WHAT THIS TASK INVOLVES
Make an exact copy of the records, with the pictures left out.

Stored entries
▶

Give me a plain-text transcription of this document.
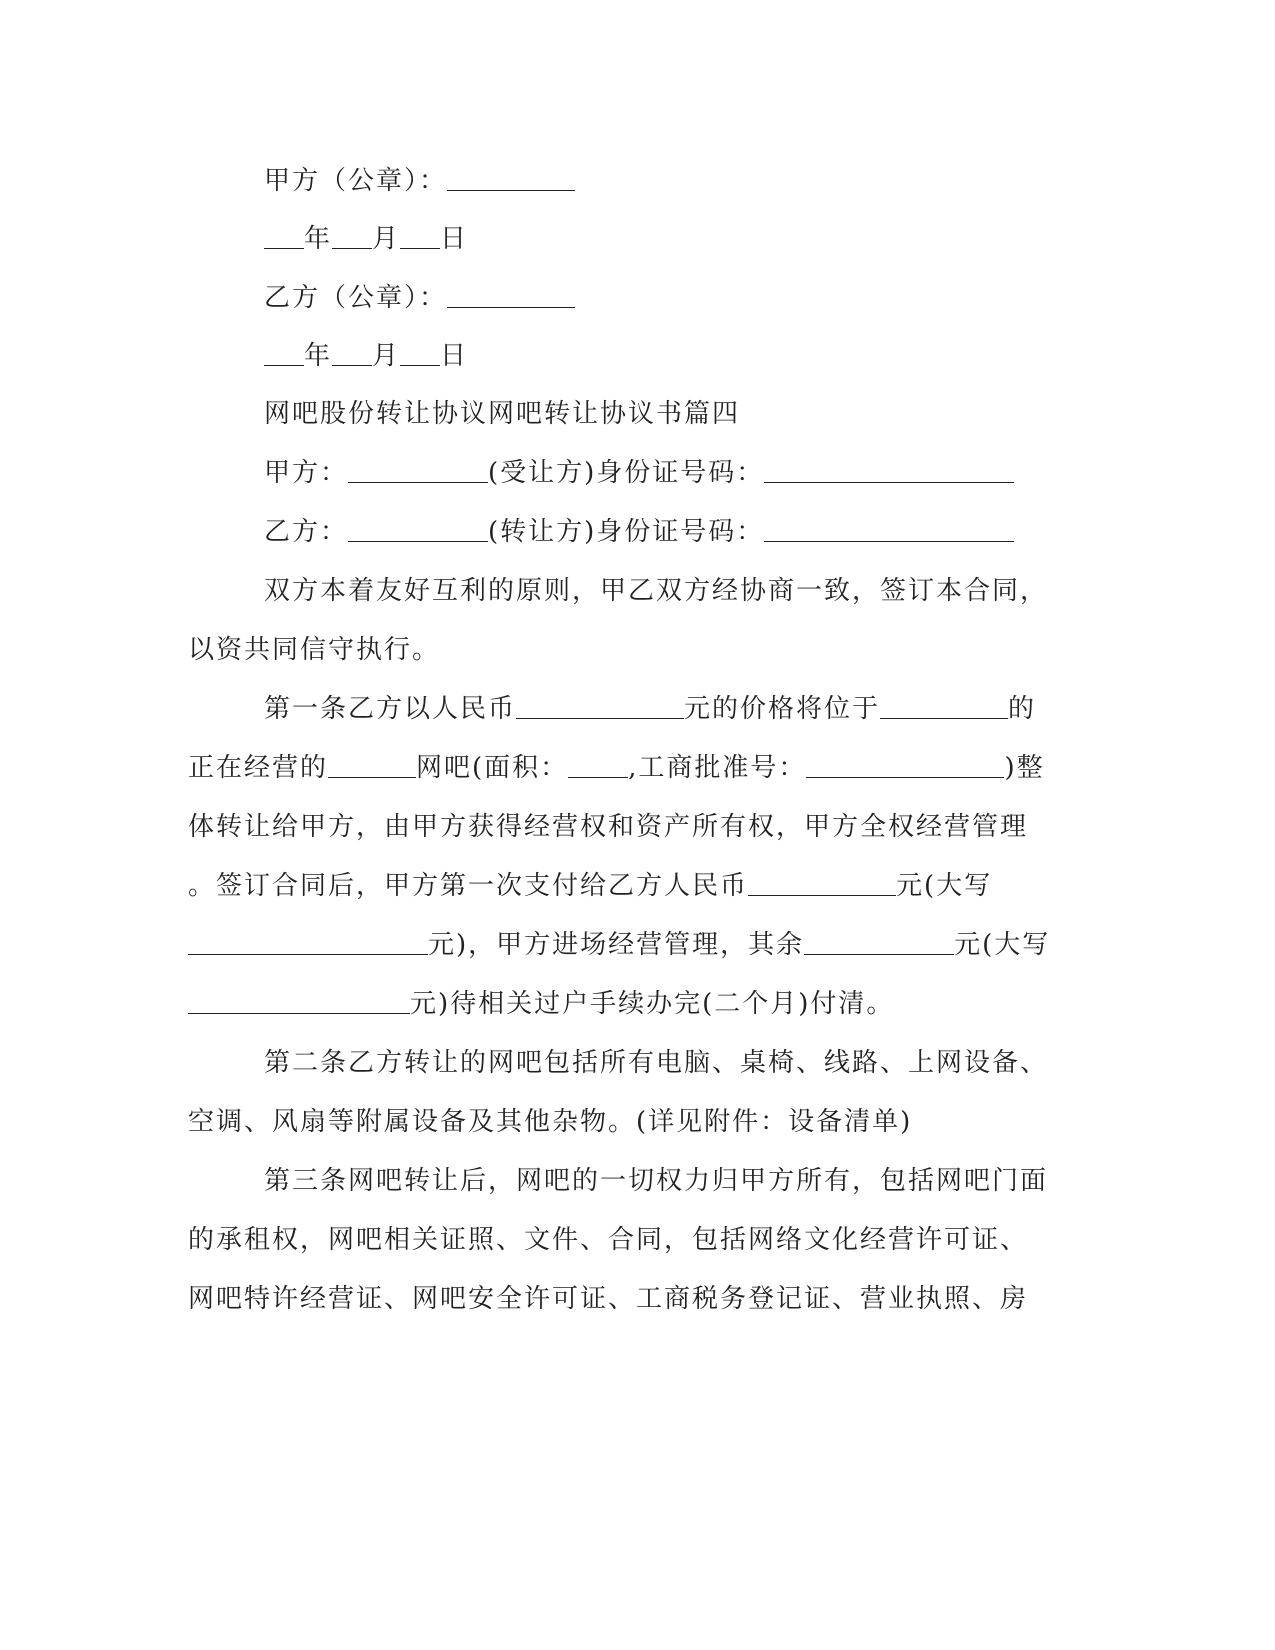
甲方（公章）：
年 月 日
乙方（公章）：
年 月 日
网吧股份转让协议网吧转让协议书篇四
甲方：	(受让方)身份证号码：
乙方：	(转让方)身份证号码：
双方本着友好互利的原则，甲乙双方经协商一致，签订本合同，
以资共同信守执行。
第一条乙方以人民币	元的价格将位于	的
正在经营的	网吧(面积： ,工商批准号：	)整
体转让给甲方，由甲方获得经营权和资产所有权，甲方全权经营管理
。签订合同后，甲方第一次支付给乙方人民币	元(大写
元)，甲方进场经营管理，其余	元(大写
元)待相关过户手续办完(二个月)付清。
第二条乙方转让的网吧包括所有电脑、桌椅、线路、上网设备、
空调、风扇等附属设备及其他杂物。(详见附件：设备清单)
第三条网吧转让后，网吧的一切权力归甲方所有，包括网吧门面
的承租权，网吧相关证照、文件、合同，包括网络文化经营许可证、
网吧特许经营证、网吧安全许可证、工商税务登记证、营业执照、房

◀

RIGHT ANSWER
Give me a plain-text transcription of this document.
甲方（公章）：
年 月 日
乙方（公章）：
年 月 日
网吧股份转让协议网吧转让协议书篇四
甲方：	(受让方)身份证号码：
乙方：	(转让方)身份证号码：
双方本着友好互利的原则，甲乙双方经协商一致，签订本合同，
以资共同信守执行。
第一条乙方以人民币	元的价格将位于	的
正在经营的	网吧(面积： ,工商批准号：	)整
体转让给甲方，由甲方获得经营权和资产所有权，甲方全权经营管理
。签订合同后，甲方第一次支付给乙方人民币	元(大写
元)，甲方进场经营管理，其余	元(大写
元)待相关过户手续办完(二个月)付清。
第二条乙方转让的网吧包括所有电脑、桌椅、线路、上网设备、
空调、风扇等附属设备及其他杂物。(详见附件：设备清单)
第三条网吧转让后，网吧的一切权力归甲方所有，包括网吧门面
的承租权，网吧相关证照、文件、合同，包括网络文化经营许可证、
网吧特许经营证、网吧安全许可证、工商税务登记证、营业执照、房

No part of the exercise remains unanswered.